> [Goal]: Scan the data beneath this task and copy each line that includes "JSON".

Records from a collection
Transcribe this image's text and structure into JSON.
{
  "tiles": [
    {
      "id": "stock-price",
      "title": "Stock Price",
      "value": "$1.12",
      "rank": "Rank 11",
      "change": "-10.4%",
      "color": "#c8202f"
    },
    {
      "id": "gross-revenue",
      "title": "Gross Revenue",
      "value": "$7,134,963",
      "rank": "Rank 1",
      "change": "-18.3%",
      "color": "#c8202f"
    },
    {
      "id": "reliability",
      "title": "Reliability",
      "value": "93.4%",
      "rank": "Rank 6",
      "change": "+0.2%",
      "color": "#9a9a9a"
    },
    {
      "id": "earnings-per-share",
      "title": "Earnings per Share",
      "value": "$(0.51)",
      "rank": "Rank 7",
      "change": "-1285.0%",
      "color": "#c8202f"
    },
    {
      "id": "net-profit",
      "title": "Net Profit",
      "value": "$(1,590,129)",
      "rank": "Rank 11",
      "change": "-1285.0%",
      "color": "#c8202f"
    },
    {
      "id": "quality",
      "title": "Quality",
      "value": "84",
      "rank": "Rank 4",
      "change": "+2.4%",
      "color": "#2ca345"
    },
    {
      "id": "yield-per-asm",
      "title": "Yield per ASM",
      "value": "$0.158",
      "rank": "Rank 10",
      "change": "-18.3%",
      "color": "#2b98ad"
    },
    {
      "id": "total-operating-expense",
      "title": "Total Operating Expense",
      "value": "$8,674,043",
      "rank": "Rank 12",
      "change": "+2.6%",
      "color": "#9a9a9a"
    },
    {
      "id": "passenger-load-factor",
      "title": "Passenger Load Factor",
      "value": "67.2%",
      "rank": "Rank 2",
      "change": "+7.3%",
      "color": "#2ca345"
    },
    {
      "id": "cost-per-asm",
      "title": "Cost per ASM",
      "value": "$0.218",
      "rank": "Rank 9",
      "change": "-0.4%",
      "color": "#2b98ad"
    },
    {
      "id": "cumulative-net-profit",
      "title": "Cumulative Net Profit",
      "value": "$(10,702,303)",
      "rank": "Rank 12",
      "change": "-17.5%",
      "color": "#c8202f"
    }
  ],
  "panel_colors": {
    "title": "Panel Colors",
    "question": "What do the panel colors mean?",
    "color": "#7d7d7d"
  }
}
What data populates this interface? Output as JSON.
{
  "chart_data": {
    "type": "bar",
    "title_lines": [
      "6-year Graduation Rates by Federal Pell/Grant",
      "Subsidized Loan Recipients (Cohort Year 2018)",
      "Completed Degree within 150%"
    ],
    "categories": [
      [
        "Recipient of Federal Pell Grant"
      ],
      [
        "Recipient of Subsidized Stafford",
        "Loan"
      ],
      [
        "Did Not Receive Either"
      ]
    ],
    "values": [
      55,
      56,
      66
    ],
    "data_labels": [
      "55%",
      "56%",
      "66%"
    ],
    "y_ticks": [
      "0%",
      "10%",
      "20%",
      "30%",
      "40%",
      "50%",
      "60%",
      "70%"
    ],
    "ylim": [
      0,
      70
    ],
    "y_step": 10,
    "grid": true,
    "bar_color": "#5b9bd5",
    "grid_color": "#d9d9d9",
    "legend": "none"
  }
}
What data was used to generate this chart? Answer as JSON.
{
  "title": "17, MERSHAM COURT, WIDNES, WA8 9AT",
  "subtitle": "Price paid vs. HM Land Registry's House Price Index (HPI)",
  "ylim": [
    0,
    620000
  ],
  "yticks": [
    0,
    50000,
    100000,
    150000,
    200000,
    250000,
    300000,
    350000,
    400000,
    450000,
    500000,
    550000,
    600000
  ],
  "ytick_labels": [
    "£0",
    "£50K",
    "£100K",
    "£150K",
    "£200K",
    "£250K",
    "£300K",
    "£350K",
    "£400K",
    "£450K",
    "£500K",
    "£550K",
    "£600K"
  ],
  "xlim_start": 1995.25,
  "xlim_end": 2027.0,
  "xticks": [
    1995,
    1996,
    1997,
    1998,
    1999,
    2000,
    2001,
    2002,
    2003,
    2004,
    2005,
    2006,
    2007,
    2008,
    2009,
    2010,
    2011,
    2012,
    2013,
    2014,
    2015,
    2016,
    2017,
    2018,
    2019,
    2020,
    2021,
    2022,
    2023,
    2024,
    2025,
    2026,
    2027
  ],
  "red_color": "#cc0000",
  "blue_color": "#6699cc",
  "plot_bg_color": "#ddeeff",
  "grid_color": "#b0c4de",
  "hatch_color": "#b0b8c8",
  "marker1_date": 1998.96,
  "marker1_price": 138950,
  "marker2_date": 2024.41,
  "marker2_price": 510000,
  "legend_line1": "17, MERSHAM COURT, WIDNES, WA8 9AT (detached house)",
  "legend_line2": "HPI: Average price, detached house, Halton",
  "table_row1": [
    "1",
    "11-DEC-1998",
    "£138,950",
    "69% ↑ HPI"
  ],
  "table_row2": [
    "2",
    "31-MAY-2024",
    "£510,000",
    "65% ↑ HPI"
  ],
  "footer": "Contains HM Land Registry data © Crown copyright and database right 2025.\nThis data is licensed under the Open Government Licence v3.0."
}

---

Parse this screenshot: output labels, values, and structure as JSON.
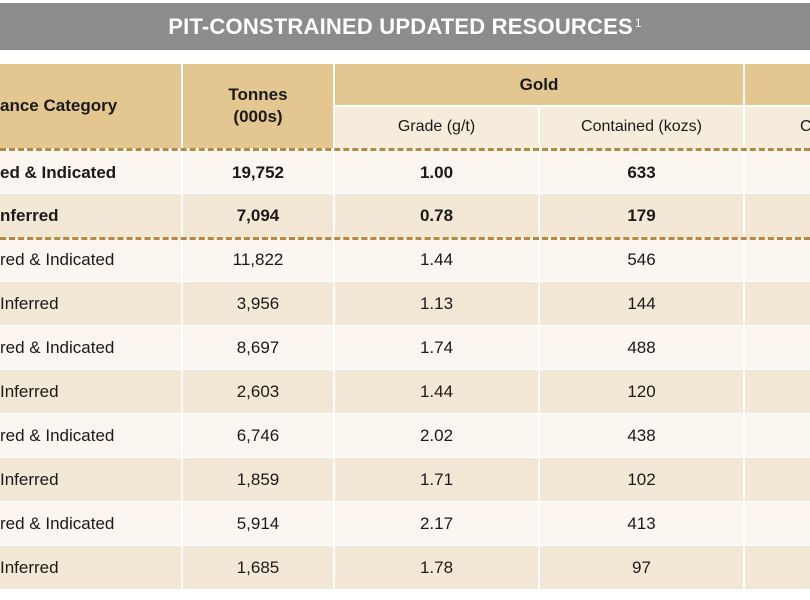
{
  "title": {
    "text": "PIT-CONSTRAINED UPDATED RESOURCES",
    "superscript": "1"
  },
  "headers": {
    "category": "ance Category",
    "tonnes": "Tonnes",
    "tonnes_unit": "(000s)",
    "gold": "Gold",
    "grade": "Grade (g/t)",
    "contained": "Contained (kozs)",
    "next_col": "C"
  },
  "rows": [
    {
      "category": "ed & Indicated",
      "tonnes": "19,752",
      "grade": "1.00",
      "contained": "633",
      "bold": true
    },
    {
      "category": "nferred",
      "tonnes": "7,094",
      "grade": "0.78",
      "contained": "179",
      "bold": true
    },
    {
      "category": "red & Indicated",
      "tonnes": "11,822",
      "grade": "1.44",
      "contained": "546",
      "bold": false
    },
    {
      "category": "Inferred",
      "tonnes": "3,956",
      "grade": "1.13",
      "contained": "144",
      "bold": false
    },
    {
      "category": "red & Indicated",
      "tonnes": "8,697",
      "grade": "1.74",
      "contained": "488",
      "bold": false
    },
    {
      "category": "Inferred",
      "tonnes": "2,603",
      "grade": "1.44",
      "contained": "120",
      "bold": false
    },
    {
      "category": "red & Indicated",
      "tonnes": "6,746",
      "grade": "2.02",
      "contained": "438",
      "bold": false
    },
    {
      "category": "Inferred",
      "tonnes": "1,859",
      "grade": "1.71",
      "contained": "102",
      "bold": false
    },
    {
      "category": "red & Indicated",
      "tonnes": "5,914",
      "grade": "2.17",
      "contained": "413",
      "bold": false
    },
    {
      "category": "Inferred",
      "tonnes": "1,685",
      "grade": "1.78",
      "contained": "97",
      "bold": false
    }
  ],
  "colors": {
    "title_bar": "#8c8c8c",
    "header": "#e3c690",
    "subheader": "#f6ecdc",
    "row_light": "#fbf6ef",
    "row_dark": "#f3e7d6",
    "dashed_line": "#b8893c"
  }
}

> [Problem solution]:
Transcribe this image's text and structure into JSON.
What data populates this interface? Output as JSON.
What data was used to generate this chart? Answer as JSON.
Parse this screenshot: output labels, values, and structure as JSON.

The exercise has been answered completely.